### [TASK STATEMENT]
Reproduce the listing below word for word, with no pictures.

(Extracted data entries)
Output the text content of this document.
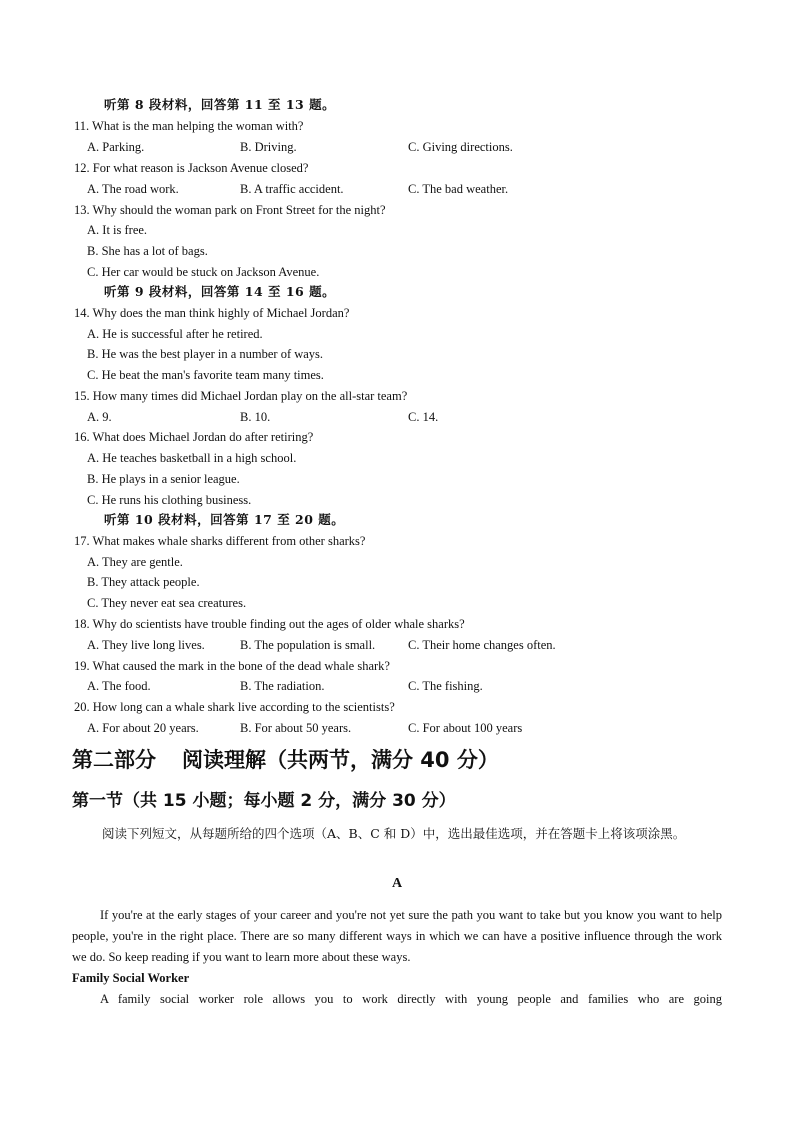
听第 8 段材料，回答第 11 至 13 题。
11. What is the man helping the woman with?
A. Parking.	B. Driving.	C. Giving directions.
12. For what reason is Jackson Avenue closed?
A. The road work.	B. A traffic accident.	C. The bad weather.
13. Why should the woman park on Front Street for the night?
A. It is free.
B. She has a lot of bags.
C. Her car would be stuck on Jackson Avenue.
听第 9 段材料，回答第 14 至 16 题。
14. Why does the man think highly of Michael Jordan?
A. He is successful after he retired.
B. He was the best player in a number of ways.
C. He beat the man's favorite team many times.
15. How many times did Michael Jordan play on the all-star team?
A. 9.	B. 10.	C. 14.
16. What does Michael Jordan do after retiring?
A. He teaches basketball in a high school.
B. He plays in a senior league.
C. He runs his clothing business.
听第 10 段材料，回答第 17 至 20 题。
17. What makes whale sharks different from other sharks?
A. They are gentle.
B. They attack people.
C. They never eat sea creatures.
18. Why do scientists have trouble finding out the ages of older whale sharks?
A. They live long lives.	B. The population is small.	C. Their home changes often.
19. What caused the mark in the bone of the dead whale shark?
A. The food.	B. The radiation.	C. The fishing.
20. How long can a whale shark live according to the scientists?
A. For about 20 years.	B. For about 50 years.	C. For about 100 years
第二部分 阅读理解（共两节，满分 40 分）
第一节（共 15 小题；每小题 2 分，满分 30 分）
阅读下列短文，从每题所给的四个选项（A、B、C 和 D）中，选出最佳选项，并在答题卡上将该项涂黑。
A
If you're at the early stages of your career and you're not yet sure the path you want to take but you know you want to help people, you're in the right place. There are so many different ways in which we can have a positive influence through the work we do. So keep reading if you want to learn more about these ways.
Family Social Worker
A family social worker role allows you to work directly with young people and families who are going
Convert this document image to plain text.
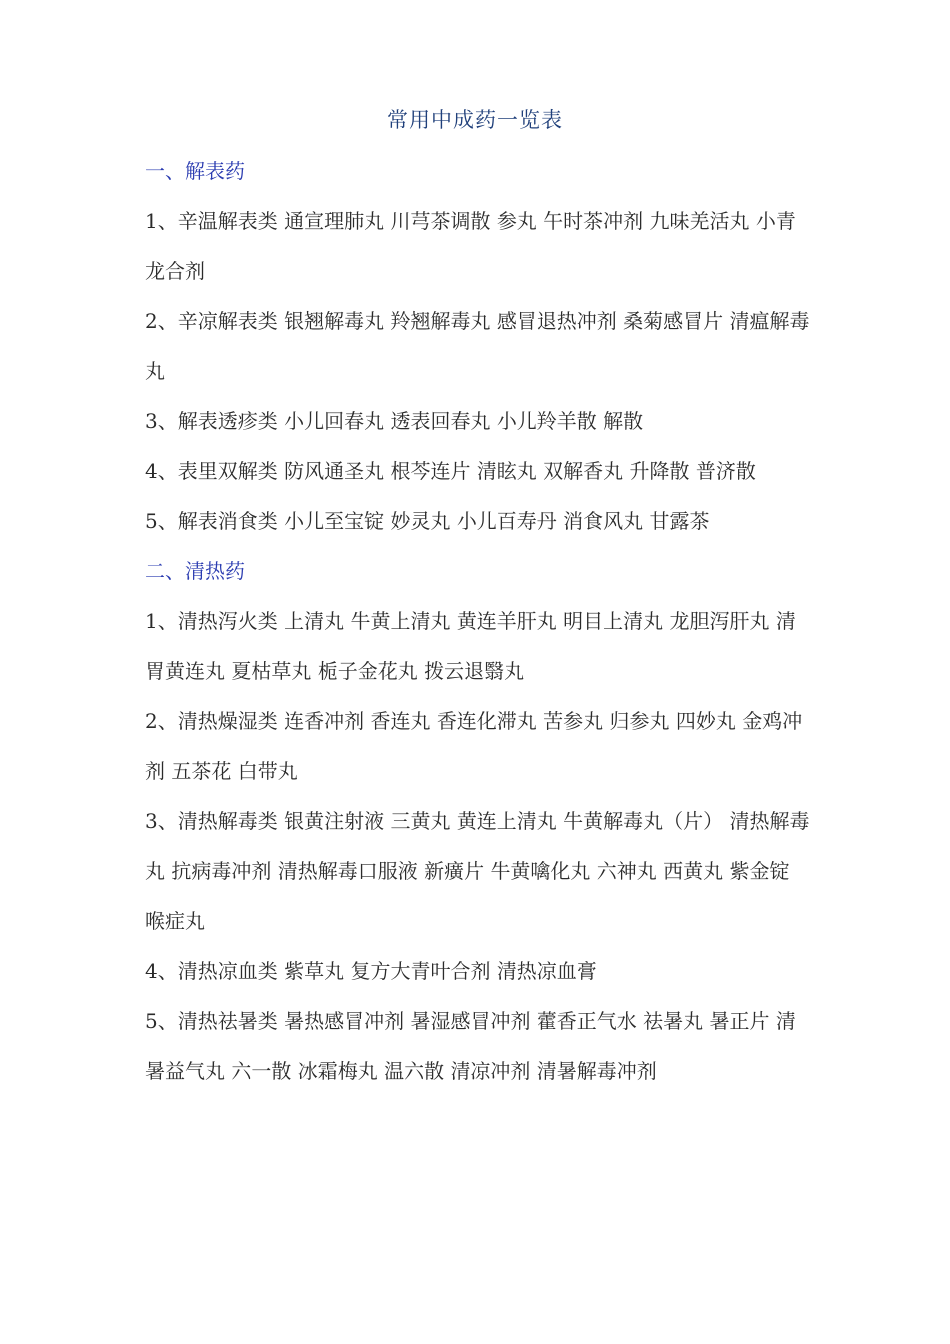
常用中成药一览表
一、解表药
1、辛温解表类 通宣理肺丸 川芎茶调散 参丸 午时茶冲剂 九味羌活丸 小青龙合剂
2、辛凉解表类 银翘解毒丸 羚翘解毒丸 感冒退热冲剂 桑菊感冒片 清瘟解毒丸
3、解表透疹类 小儿回春丸 透表回春丸 小儿羚羊散 解散
4、表里双解类 防风通圣丸 根芩连片 清眩丸 双解香丸 升降散 普济散
5、解表消食类 小儿至宝锭 妙灵丸 小儿百寿丹 消食风丸 甘露茶
二、清热药
1、清热泻火类 上清丸 牛黄上清丸 黄连羊肝丸 明目上清丸 龙胆泻肝丸 清胃黄连丸 夏枯草丸 栀子金花丸 拨云退翳丸
2、清热燥湿类 连香冲剂 香连丸 香连化滞丸 苦参丸 归参丸 四妙丸 金鸡冲剂 五茶花 白带丸
3、清热解毒类 银黄注射液 三黄丸 黄连上清丸 牛黄解毒丸（片） 清热解毒丸 抗病毒冲剂 清热解毒口服液 新癀片 牛黄噙化丸 六神丸 西黄丸 紫金锭 喉症丸
4、清热凉血类 紫草丸 复方大青叶合剂 清热凉血膏
5、清热祛暑类 暑热感冒冲剂 暑湿感冒冲剂 藿香正气水 祛暑丸 暑正片 清暑益气丸 六一散 冰霜梅丸 温六散 清凉冲剂 清暑解毒冲剂
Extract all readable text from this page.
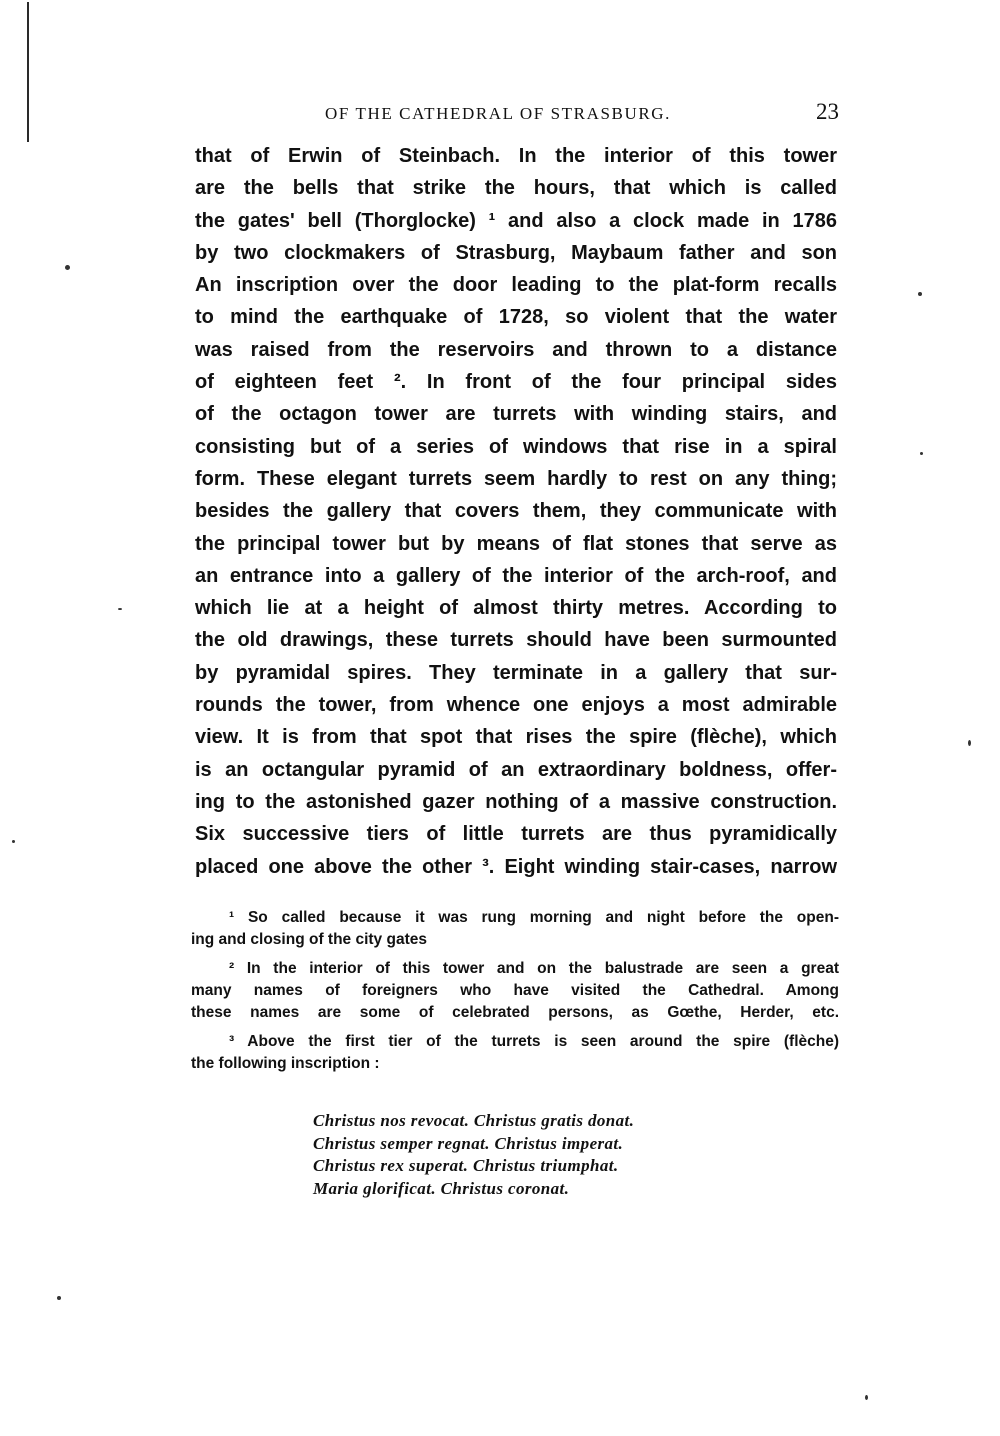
OF THE CATHEDRAL OF STRASBURG.	23
that of Erwin of Steinbach. In the interior of this tower
are the bells that strike the hours, that which is called
the gates' bell (Thorglocke) ¹ and also a clock made in 1786
by two clockmakers of Strasburg, Maybaum father and son
An inscription over the door leading to the plat-form recalls
to mind the earthquake of 1728, so violent that the water
was raised from the reservoirs and thrown to a distance
of eighteen feet ². In front of the four principal sides
of the octagon tower are turrets with winding stairs, and
consisting but of a series of windows that rise in a spiral
form. These elegant turrets seem hardly to rest on any thing;
besides the gallery that covers them, they communicate with
the principal tower but by means of flat stones that serve as
an entrance into a gallery of the interior of the arch-roof, and
which lie at a height of almost thirty metres. According to
the old drawings, these turrets should have been surmounted
by pyramidal spires. They terminate in a gallery that sur-
rounds the tower, from whence one enjoys a most admirable
view. It is from that spot that rises the spire (flèche), which
is an octangular pyramid of an extraordinary boldness, offer-
ing to the astonished gazer nothing of a massive construction.
Six successive tiers of little turrets are thus pyramidically
placed one above the other ³. Eight winding stair-cases, narrow
¹ So called because it was rung morning and night before the open-
ing and closing of the city gates
² In the interior of this tower and on the balustrade are seen a great
many names of foreigners who have visited the Cathedral. Among
these names are some of celebrated persons, as Gœthe, Herder, etc.
³ Above the first tier of the turrets is seen around the spire (flèche)
the following inscription :
Christus nos revocat. Christus gratis donat.
Christus semper regnat. Christus imperat.
Christus rex superat. Christus triumphat.
Maria glorificat. Christus coronat.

### [SOLVED EXERCISE]
Output the text content of this document.
听第 8 段材料，回答第 11 至 13 题。
11. What is the man helping the woman with?
A. Parking.	B. Driving.	C. Giving directions.
12. For what reason is Jackson Avenue closed?
A. The road work.	B. A traffic accident.	C. The bad weather.
13. Why should the woman park on Front Street for the night?
A. It is free.
B. She has a lot of bags.
C. Her car would be stuck on Jackson Avenue.
听第 9 段材料，回答第 14 至 16 题。
14. Why does the man think highly of Michael Jordan?
A. He is successful after he retired.
B. He was the best player in a number of ways.
C. He beat the man's favorite team many times.
15. How many times did Michael Jordan play on the all-star team?
A. 9.	B. 10.	C. 14.
16. What does Michael Jordan do after retiring?
A. He teaches basketball in a high school.
B. He plays in a senior league.
C. He runs his clothing business.
听第 10 段材料，回答第 17 至 20 题。
17. What makes whale sharks different from other sharks?
A. They are gentle.
B. They attack people.
C. They never eat sea creatures.
18. Why do scientists have trouble finding out the ages of older whale sharks?
A. They live long lives.	B. The population is small.	C. Their home changes often.
19. What caused the mark in the bone of the dead whale shark?
A. The food.	B. The radiation.	C. The fishing.
20. How long can a whale shark live according to the scientists?
A. For about 20 years.	B. For about 50 years.	C. For about 100 years
第二部分 阅读理解（共两节，满分 40 分）
第一节（共 15 小题；每小题 2 分，满分 30 分）
阅读下列短文，从每题所给的四个选项（A、B、C 和 D）中，选出最佳选项，并在答题卡上将该项涂黑。
A
If you're at the early stages of your career and you're not yet sure the path you want to take but you know you want to help people, you're in the right place. There are so many different ways in which we can have a positive influence through the work we do. So keep reading if you want to learn more about these ways.
Family Social Worker
A family social worker role allows you to work directly with young people and families who are going
Convert this document image to plain text.
常用中成药一览表
一、解表药
1、辛温解表类 通宣理肺丸 川芎茶调散 参丸 午时茶冲剂 九味羌活丸 小青龙合剂
2、辛凉解表类 银翘解毒丸 羚翘解毒丸 感冒退热冲剂 桑菊感冒片 清瘟解毒丸
3、解表透疹类 小儿回春丸 透表回春丸 小儿羚羊散 解散
4、表里双解类 防风通圣丸 根芩连片 清眩丸 双解香丸 升降散 普济散
5、解表消食类 小儿至宝锭 妙灵丸 小儿百寿丹 消食风丸 甘露茶
二、清热药
1、清热泻火类 上清丸 牛黄上清丸 黄连羊肝丸 明目上清丸 龙胆泻肝丸 清胃黄连丸 夏枯草丸 栀子金花丸 拨云退翳丸
2、清热燥湿类 连香冲剂 香连丸 香连化滞丸 苦参丸 归参丸 四妙丸 金鸡冲剂 五茶花 白带丸
3、清热解毒类 银黄注射液 三黄丸 黄连上清丸 牛黄解毒丸（片） 清热解毒丸 抗病毒冲剂 清热解毒口服液 新癀片 牛黄噙化丸 六神丸 西黄丸 紫金锭 喉症丸
4、清热凉血类 紫草丸 复方大青叶合剂 清热凉血膏
5、清热祛暑类 暑热感冒冲剂 暑湿感冒冲剂 藿香正气水 祛暑丸 暑正片 清暑益气丸 六一散 冰霜梅丸 温六散 清凉冲剂 清暑解毒冲剂
Extract all readable text from this page.
OF THE CATHEDRAL OF STRASBURG.	23
that of Erwin of Steinbach. In the interior of this tower
are the bells that strike the hours, that which is called
the gates' bell (Thorglocke) ¹ and also a clock made in 1786
by two clockmakers of Strasburg, Maybaum father and son
An inscription over the door leading to the plat-form recalls
to mind the earthquake of 1728, so violent that the water
was raised from the reservoirs and thrown to a distance
of eighteen feet ². In front of the four principal sides
of the octagon tower are turrets with winding stairs, and
consisting but of a series of windows that rise in a spiral
form. These elegant turrets seem hardly to rest on any thing;
besides the gallery that covers them, they communicate with
the principal tower but by means of flat stones that serve as
an entrance into a gallery of the interior of the arch-roof, and
which lie at a height of almost thirty metres. According to
the old drawings, these turrets should have been surmounted
by pyramidal spires. They terminate in a gallery that sur-
rounds the tower, from whence one enjoys a most admirable
view. It is from that spot that rises the spire (flèche), which
is an octangular pyramid of an extraordinary boldness, offer-
ing to the astonished gazer nothing of a massive construction.
Six successive tiers of little turrets are thus pyramidically
placed one above the other ³. Eight winding stair-cases, narrow
¹ So called because it was rung morning and night before the open-
ing and closing of the city gates
² In the interior of this tower and on the balustrade are seen a great
many names of foreigners who have visited the Cathedral. Among
these names are some of celebrated persons, as Gœthe, Herder, etc.
³ Above the first tier of the turrets is seen around the spire (flèche)
the following inscription :
Christus nos revocat. Christus gratis donat.
Christus semper regnat. Christus imperat.
Christus rex superat. Christus triumphat.
Maria glorificat. Christus coronat.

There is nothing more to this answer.